[MATERIAL]:
——————————

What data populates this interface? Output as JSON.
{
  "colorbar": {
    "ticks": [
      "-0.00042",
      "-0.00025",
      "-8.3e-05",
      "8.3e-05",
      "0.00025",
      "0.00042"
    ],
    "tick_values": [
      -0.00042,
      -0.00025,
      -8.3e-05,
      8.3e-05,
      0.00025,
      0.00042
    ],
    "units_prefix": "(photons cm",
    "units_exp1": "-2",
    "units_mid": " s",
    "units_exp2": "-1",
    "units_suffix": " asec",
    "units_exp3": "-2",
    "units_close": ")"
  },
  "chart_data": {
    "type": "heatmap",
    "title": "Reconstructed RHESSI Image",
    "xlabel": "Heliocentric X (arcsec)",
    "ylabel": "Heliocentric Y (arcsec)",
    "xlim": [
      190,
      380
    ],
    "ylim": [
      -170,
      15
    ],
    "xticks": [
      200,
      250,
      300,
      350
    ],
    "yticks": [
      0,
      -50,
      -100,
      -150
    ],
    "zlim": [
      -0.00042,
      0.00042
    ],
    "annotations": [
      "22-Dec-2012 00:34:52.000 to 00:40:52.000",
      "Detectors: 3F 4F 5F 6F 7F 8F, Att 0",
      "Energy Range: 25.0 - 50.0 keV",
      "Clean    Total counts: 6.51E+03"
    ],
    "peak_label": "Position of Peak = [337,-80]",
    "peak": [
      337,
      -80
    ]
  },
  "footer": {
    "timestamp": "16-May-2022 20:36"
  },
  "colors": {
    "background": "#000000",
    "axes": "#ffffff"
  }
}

——————————

Return every entry verbatim.

[SOLUTION FOR THIS EXERCISE]:
What data populates this interface? Output as JSON.
{
  "colorbar": {
    "ticks": [
      "-0.00042",
      "-0.00025",
      "-8.3e-05",
      "8.3e-05",
      "0.00025",
      "0.00042"
    ],
    "tick_values": [
      -0.00042,
      -0.00025,
      -8.3e-05,
      8.3e-05,
      0.00025,
      0.00042
    ],
    "units_prefix": "(photons cm",
    "units_exp1": "-2",
    "units_mid": " s",
    "units_exp2": "-1",
    "units_suffix": " asec",
    "units_exp3": "-2",
    "units_close": ")"
  },
  "chart_data": {
    "type": "heatmap",
    "title": "Reconstructed RHESSI Image",
    "xlabel": "Heliocentric X (arcsec)",
    "ylabel": "Heliocentric Y (arcsec)",
    "xlim": [
      190,
      380
    ],
    "ylim": [
      -170,
      15
    ],
    "xticks": [
      200,
      250,
      300,
      350
    ],
    "yticks": [
      0,
      -50,
      -100,
      -150
    ],
    "zlim": [
      -0.00042,
      0.00042
    ],
    "annotations": [
      "22-Dec-2012 00:34:52.000 to 00:40:52.000",
      "Detectors: 3F 4F 5F 6F 7F 8F, Att 0",
      "Energy Range: 25.0 - 50.0 keV",
      "Clean    Total counts: 6.51E+03"
    ],
    "peak_label": "Position of Peak = [337,-80]",
    "peak": [
      337,
      -80
    ]
  },
  "footer": {
    "timestamp": "16-May-2022 20:36"
  },
  "colors": {
    "background": "#000000",
    "axes": "#ffffff"
  }
}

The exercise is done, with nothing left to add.